- [JOB]
Return the listing below verbatim. Pictures do not belong in the copy.

- [DATA LINES]
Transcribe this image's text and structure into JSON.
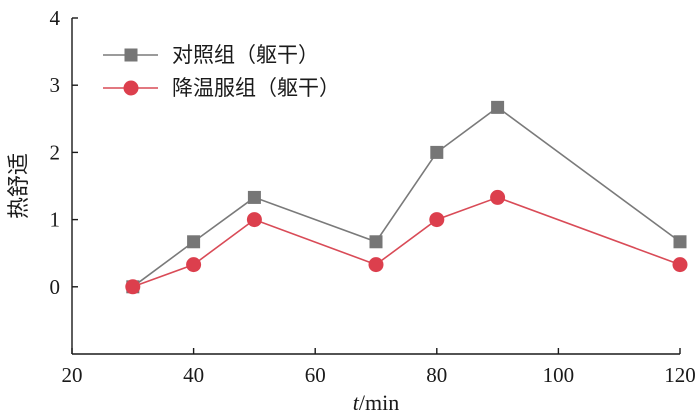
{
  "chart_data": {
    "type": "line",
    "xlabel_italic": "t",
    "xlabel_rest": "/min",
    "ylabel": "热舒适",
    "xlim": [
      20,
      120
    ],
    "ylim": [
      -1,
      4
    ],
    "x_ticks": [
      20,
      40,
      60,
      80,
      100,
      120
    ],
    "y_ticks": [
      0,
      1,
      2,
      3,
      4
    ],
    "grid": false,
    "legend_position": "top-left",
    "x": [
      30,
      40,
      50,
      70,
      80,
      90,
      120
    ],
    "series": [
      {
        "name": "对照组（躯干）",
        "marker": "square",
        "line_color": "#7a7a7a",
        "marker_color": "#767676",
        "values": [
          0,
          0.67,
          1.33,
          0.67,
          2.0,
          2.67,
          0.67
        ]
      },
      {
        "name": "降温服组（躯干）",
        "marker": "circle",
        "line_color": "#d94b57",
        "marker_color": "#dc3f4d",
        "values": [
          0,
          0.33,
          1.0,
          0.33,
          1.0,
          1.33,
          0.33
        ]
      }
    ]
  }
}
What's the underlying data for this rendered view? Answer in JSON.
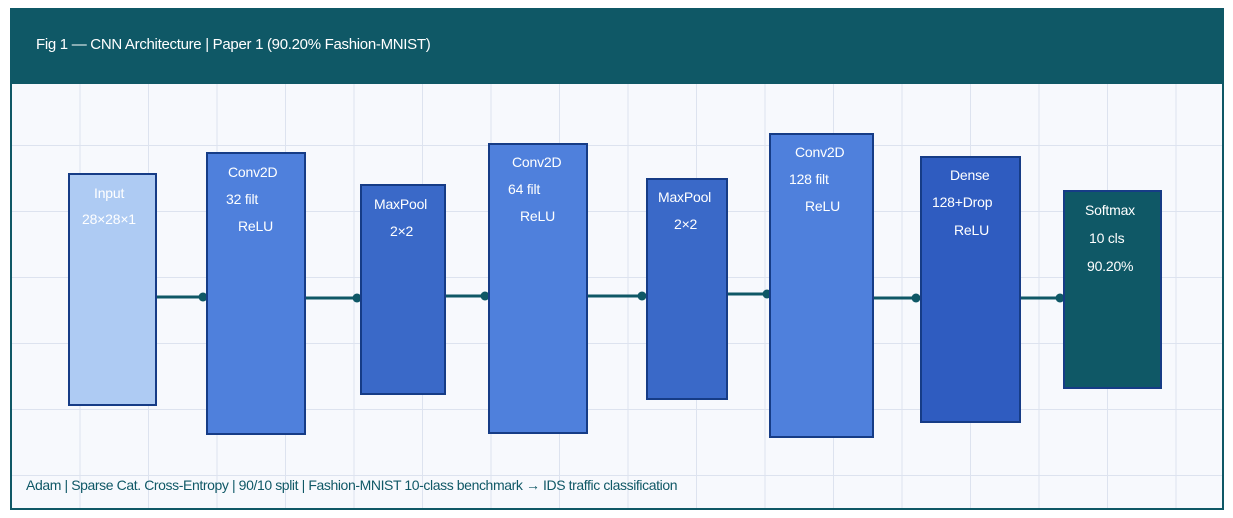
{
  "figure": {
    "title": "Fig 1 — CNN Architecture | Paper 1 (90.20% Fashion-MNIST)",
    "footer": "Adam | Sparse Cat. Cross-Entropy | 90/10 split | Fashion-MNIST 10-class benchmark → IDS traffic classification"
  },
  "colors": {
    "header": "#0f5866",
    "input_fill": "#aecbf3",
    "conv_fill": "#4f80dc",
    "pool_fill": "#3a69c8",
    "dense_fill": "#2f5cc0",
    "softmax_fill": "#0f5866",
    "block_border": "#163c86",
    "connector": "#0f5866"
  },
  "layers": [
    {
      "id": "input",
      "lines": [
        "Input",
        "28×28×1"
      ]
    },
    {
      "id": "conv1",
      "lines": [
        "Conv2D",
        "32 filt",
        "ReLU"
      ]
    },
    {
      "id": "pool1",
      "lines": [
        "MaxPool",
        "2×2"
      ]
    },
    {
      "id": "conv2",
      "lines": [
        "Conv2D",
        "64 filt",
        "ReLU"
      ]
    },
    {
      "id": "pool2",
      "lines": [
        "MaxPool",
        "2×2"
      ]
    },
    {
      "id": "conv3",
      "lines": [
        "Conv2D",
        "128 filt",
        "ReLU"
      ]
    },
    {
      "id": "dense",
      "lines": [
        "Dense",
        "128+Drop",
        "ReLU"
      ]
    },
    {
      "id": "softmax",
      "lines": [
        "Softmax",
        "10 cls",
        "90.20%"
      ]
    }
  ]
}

- [REPLY]
Transcribe this image's text and structure into JSON.
{
  "chart_data": {
    "type": "line",
    "xlabel_italic": "t",
    "xlabel_rest": "/min",
    "ylabel": "热舒适",
    "xlim": [
      20,
      120
    ],
    "ylim": [
      -1,
      4
    ],
    "x_ticks": [
      20,
      40,
      60,
      80,
      100,
      120
    ],
    "y_ticks": [
      0,
      1,
      2,
      3,
      4
    ],
    "grid": false,
    "legend_position": "top-left",
    "x": [
      30,
      40,
      50,
      70,
      80,
      90,
      120
    ],
    "series": [
      {
        "name": "对照组（躯干）",
        "marker": "square",
        "line_color": "#7a7a7a",
        "marker_color": "#767676",
        "values": [
          0,
          0.67,
          1.33,
          0.67,
          2.0,
          2.67,
          0.67
        ]
      },
      {
        "name": "降温服组（躯干）",
        "marker": "circle",
        "line_color": "#d94b57",
        "marker_color": "#dc3f4d",
        "values": [
          0,
          0.33,
          1.0,
          0.33,
          1.0,
          1.33,
          0.33
        ]
      }
    ]
  }
}
What's the underlying data for this rendered view? Answer in JSON.
{
  "figure": {
    "title": "Fig 1 — CNN Architecture | Paper 1 (90.20% Fashion-MNIST)",
    "footer": "Adam | Sparse Cat. Cross-Entropy | 90/10 split | Fashion-MNIST 10-class benchmark → IDS traffic classification"
  },
  "colors": {
    "header": "#0f5866",
    "input_fill": "#aecbf3",
    "conv_fill": "#4f80dc",
    "pool_fill": "#3a69c8",
    "dense_fill": "#2f5cc0",
    "softmax_fill": "#0f5866",
    "block_border": "#163c86",
    "connector": "#0f5866"
  },
  "layers": [
    {
      "id": "input",
      "lines": [
        "Input",
        "28×28×1"
      ]
    },
    {
      "id": "conv1",
      "lines": [
        "Conv2D",
        "32 filt",
        "ReLU"
      ]
    },
    {
      "id": "pool1",
      "lines": [
        "MaxPool",
        "2×2"
      ]
    },
    {
      "id": "conv2",
      "lines": [
        "Conv2D",
        "64 filt",
        "ReLU"
      ]
    },
    {
      "id": "pool2",
      "lines": [
        "MaxPool",
        "2×2"
      ]
    },
    {
      "id": "conv3",
      "lines": [
        "Conv2D",
        "128 filt",
        "ReLU"
      ]
    },
    {
      "id": "dense",
      "lines": [
        "Dense",
        "128+Drop",
        "ReLU"
      ]
    },
    {
      "id": "softmax",
      "lines": [
        "Softmax",
        "10 cls",
        "90.20%"
      ]
    }
  ]
}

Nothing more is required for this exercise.